Stored data
════
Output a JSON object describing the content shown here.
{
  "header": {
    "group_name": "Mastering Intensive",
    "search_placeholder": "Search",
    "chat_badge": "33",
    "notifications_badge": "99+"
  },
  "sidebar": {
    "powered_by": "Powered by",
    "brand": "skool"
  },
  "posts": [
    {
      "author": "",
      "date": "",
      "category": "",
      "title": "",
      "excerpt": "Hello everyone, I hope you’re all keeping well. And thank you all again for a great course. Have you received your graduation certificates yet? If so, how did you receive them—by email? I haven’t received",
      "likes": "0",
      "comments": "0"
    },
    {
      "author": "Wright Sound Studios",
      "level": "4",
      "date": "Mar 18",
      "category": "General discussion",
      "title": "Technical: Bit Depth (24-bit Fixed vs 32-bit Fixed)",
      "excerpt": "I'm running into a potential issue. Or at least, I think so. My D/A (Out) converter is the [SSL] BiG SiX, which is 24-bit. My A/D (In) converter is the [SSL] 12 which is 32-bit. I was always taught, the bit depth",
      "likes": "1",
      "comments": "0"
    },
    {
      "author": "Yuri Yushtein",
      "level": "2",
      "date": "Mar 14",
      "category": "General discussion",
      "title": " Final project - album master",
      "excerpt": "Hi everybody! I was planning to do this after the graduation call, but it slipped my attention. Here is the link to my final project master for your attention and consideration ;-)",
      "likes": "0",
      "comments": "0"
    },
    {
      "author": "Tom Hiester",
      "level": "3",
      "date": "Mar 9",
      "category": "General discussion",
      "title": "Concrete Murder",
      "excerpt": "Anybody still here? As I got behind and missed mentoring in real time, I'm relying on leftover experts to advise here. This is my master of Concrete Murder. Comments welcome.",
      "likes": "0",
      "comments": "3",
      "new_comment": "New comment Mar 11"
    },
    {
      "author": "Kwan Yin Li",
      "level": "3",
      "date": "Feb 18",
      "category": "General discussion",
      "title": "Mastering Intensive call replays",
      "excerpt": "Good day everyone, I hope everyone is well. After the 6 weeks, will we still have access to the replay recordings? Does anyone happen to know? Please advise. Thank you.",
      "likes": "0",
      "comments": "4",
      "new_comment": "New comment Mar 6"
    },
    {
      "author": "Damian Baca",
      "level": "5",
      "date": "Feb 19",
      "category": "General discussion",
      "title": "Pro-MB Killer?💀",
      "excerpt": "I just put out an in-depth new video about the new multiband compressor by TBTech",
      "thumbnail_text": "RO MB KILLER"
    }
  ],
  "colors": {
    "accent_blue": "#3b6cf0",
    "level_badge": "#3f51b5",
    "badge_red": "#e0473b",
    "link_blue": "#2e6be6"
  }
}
════
#### Goal
Reproduce each line of the material above precisely.

#### Result for this task
Output a JSON object describing the content shown here.
{
  "header": {
    "group_name": "Mastering Intensive",
    "search_placeholder": "Search",
    "chat_badge": "33",
    "notifications_badge": "99+"
  },
  "sidebar": {
    "powered_by": "Powered by",
    "brand": "skool"
  },
  "posts": [
    {
      "author": "",
      "date": "",
      "category": "",
      "title": "",
      "excerpt": "Hello everyone, I hope you’re all keeping well. And thank you all again for a great course. Have you received your graduation certificates yet? If so, how did you receive them—by email? I haven’t received",
      "likes": "0",
      "comments": "0"
    },
    {
      "author": "Wright Sound Studios",
      "level": "4",
      "date": "Mar 18",
      "category": "General discussion",
      "title": "Technical: Bit Depth (24-bit Fixed vs 32-bit Fixed)",
      "excerpt": "I'm running into a potential issue. Or at least, I think so. My D/A (Out) converter is the [SSL] BiG SiX, which is 24-bit. My A/D (In) converter is the [SSL] 12 which is 32-bit. I was always taught, the bit depth",
      "likes": "1",
      "comments": "0"
    },
    {
      "author": "Yuri Yushtein",
      "level": "2",
      "date": "Mar 14",
      "category": "General discussion",
      "title": " Final project - album master",
      "excerpt": "Hi everybody! I was planning to do this after the graduation call, but it slipped my attention. Here is the link to my final project master for your attention and consideration ;-)",
      "likes": "0",
      "comments": "0"
    },
    {
      "author": "Tom Hiester",
      "level": "3",
      "date": "Mar 9",
      "category": "General discussion",
      "title": "Concrete Murder",
      "excerpt": "Anybody still here? As I got behind and missed mentoring in real time, I'm relying on leftover experts to advise here. This is my master of Concrete Murder. Comments welcome.",
      "likes": "0",
      "comments": "3",
      "new_comment": "New comment Mar 11"
    },
    {
      "author": "Kwan Yin Li",
      "level": "3",
      "date": "Feb 18",
      "category": "General discussion",
      "title": "Mastering Intensive call replays",
      "excerpt": "Good day everyone, I hope everyone is well. After the 6 weeks, will we still have access to the replay recordings? Does anyone happen to know? Please advise. Thank you.",
      "likes": "0",
      "comments": "4",
      "new_comment": "New comment Mar 6"
    },
    {
      "author": "Damian Baca",
      "level": "5",
      "date": "Feb 19",
      "category": "General discussion",
      "title": "Pro-MB Killer?💀",
      "excerpt": "I just put out an in-depth new video about the new multiband compressor by TBTech",
      "thumbnail_text": "RO MB KILLER"
    }
  ],
  "colors": {
    "accent_blue": "#3b6cf0",
    "level_badge": "#3f51b5",
    "badge_red": "#e0473b",
    "link_blue": "#2e6be6"
  }
}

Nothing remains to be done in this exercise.